Dataset entries start

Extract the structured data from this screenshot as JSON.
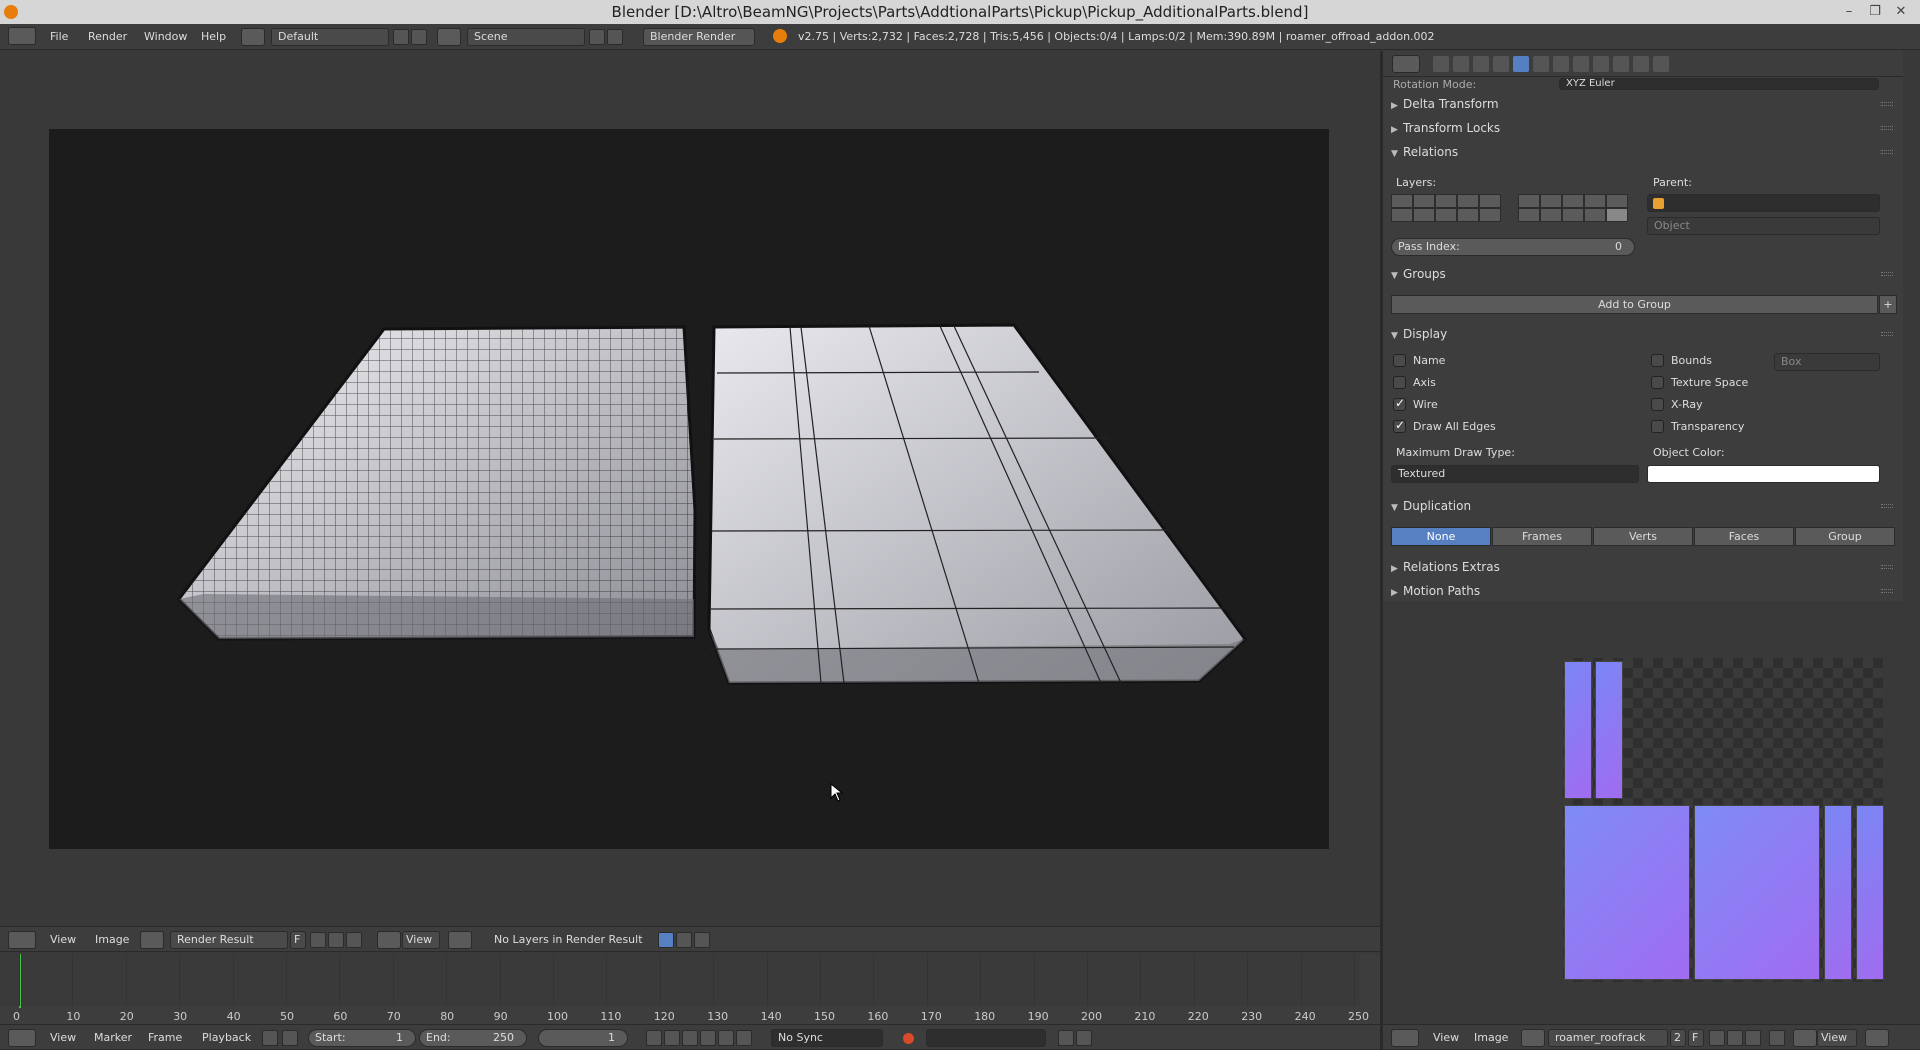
{
  "window": {
    "title": "Blender [D:\\Altro\\BeamNG\\Projects\\Parts\\AddtionalParts\\Pickup\\Pickup_AdditionalParts.blend]"
  },
  "info_header": {
    "menus": [
      "File",
      "Render",
      "Window",
      "Help"
    ],
    "screen_layout": "Default",
    "scene": "Scene",
    "render_engine": "Blender Render",
    "stats": "v2.75 | Verts:2,732 | Faces:2,728 | Tris:5,456 | Objects:0/4 | Lamps:0/2 | Mem:390.89M | roamer_offroad_addon.002"
  },
  "properties": {
    "rotation_mode_label": "Rotation Mode:",
    "rotation_mode_value": "XYZ Euler",
    "panels": {
      "delta_transform": "Delta Transform",
      "transform_locks": "Transform Locks",
      "relations": "Relations",
      "groups": "Groups",
      "display": "Display",
      "duplication": "Duplication",
      "relations_extras": "Relations Extras",
      "motion_paths": "Motion Paths"
    },
    "relations": {
      "layers_label": "Layers:",
      "parent_label": "Parent:",
      "parent_type": "Object",
      "pass_index_label": "Pass Index:",
      "pass_index_value": "0"
    },
    "groups": {
      "add_button": "Add to Group"
    },
    "display": {
      "name": "Name",
      "axis": "Axis",
      "wire": "Wire",
      "draw_all_edges": "Draw All Edges",
      "bounds": "Bounds",
      "bounds_type": "Box",
      "texture_space": "Texture Space",
      "xray": "X-Ray",
      "transparency": "Transparency",
      "max_draw_type_label": "Maximum Draw Type:",
      "max_draw_type_value": "Textured",
      "object_color_label": "Object Color:",
      "object_color": "#ffffff",
      "wire_checked": true,
      "draw_all_edges_checked": true
    },
    "duplication": {
      "options": [
        "None",
        "Frames",
        "Verts",
        "Faces",
        "Group"
      ],
      "active": "None"
    }
  },
  "image_header": {
    "menus": [
      "View",
      "Image"
    ],
    "image_name": "Render Result",
    "fake_user": "F",
    "view": "View",
    "status": "No Layers in Render Result"
  },
  "timeline": {
    "ticks": [
      "0",
      "10",
      "20",
      "30",
      "40",
      "50",
      "60",
      "70",
      "80",
      "90",
      "100",
      "110",
      "120",
      "130",
      "140",
      "150",
      "160",
      "170",
      "180",
      "190",
      "200",
      "210",
      "220",
      "230",
      "240",
      "250"
    ],
    "current_frame": 1,
    "frame_range": [
      0,
      250
    ]
  },
  "timeline_header": {
    "menus": [
      "View",
      "Marker",
      "Frame",
      "Playback"
    ],
    "start_label": "Start:",
    "start_value": "1",
    "end_label": "End:",
    "end_value": "250",
    "current_value": "1",
    "sync": "No Sync"
  },
  "uv_header": {
    "menus": [
      "View",
      "Image"
    ],
    "image_name": "roamer_roofrack",
    "users": "2",
    "fake_user": "F",
    "view": "View"
  },
  "colors": {
    "accent": "#5680c2",
    "normal_map": "#8a7cf7",
    "timeline_cursor": "#44c444"
  }
}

Dataset entries end

What you are asked to do -
Copy every line above word for word and exclude the pictures.

Expected output -
Extract the structured data from this screenshot as JSON.
{
  "window": {
    "title": "Blender [D:\\Altro\\BeamNG\\Projects\\Parts\\AddtionalParts\\Pickup\\Pickup_AdditionalParts.blend]"
  },
  "info_header": {
    "menus": [
      "File",
      "Render",
      "Window",
      "Help"
    ],
    "screen_layout": "Default",
    "scene": "Scene",
    "render_engine": "Blender Render",
    "stats": "v2.75 | Verts:2,732 | Faces:2,728 | Tris:5,456 | Objects:0/4 | Lamps:0/2 | Mem:390.89M | roamer_offroad_addon.002"
  },
  "properties": {
    "rotation_mode_label": "Rotation Mode:",
    "rotation_mode_value": "XYZ Euler",
    "panels": {
      "delta_transform": "Delta Transform",
      "transform_locks": "Transform Locks",
      "relations": "Relations",
      "groups": "Groups",
      "display": "Display",
      "duplication": "Duplication",
      "relations_extras": "Relations Extras",
      "motion_paths": "Motion Paths"
    },
    "relations": {
      "layers_label": "Layers:",
      "parent_label": "Parent:",
      "parent_type": "Object",
      "pass_index_label": "Pass Index:",
      "pass_index_value": "0"
    },
    "groups": {
      "add_button": "Add to Group"
    },
    "display": {
      "name": "Name",
      "axis": "Axis",
      "wire": "Wire",
      "draw_all_edges": "Draw All Edges",
      "bounds": "Bounds",
      "bounds_type": "Box",
      "texture_space": "Texture Space",
      "xray": "X-Ray",
      "transparency": "Transparency",
      "max_draw_type_label": "Maximum Draw Type:",
      "max_draw_type_value": "Textured",
      "object_color_label": "Object Color:",
      "object_color": "#ffffff",
      "wire_checked": true,
      "draw_all_edges_checked": true
    },
    "duplication": {
      "options": [
        "None",
        "Frames",
        "Verts",
        "Faces",
        "Group"
      ],
      "active": "None"
    }
  },
  "image_header": {
    "menus": [
      "View",
      "Image"
    ],
    "image_name": "Render Result",
    "fake_user": "F",
    "view": "View",
    "status": "No Layers in Render Result"
  },
  "timeline": {
    "ticks": [
      "0",
      "10",
      "20",
      "30",
      "40",
      "50",
      "60",
      "70",
      "80",
      "90",
      "100",
      "110",
      "120",
      "130",
      "140",
      "150",
      "160",
      "170",
      "180",
      "190",
      "200",
      "210",
      "220",
      "230",
      "240",
      "250"
    ],
    "current_frame": 1,
    "frame_range": [
      0,
      250
    ]
  },
  "timeline_header": {
    "menus": [
      "View",
      "Marker",
      "Frame",
      "Playback"
    ],
    "start_label": "Start:",
    "start_value": "1",
    "end_label": "End:",
    "end_value": "250",
    "current_value": "1",
    "sync": "No Sync"
  },
  "uv_header": {
    "menus": [
      "View",
      "Image"
    ],
    "image_name": "roamer_roofrack",
    "users": "2",
    "fake_user": "F",
    "view": "View"
  },
  "colors": {
    "accent": "#5680c2",
    "normal_map": "#8a7cf7",
    "timeline_cursor": "#44c444"
  }
}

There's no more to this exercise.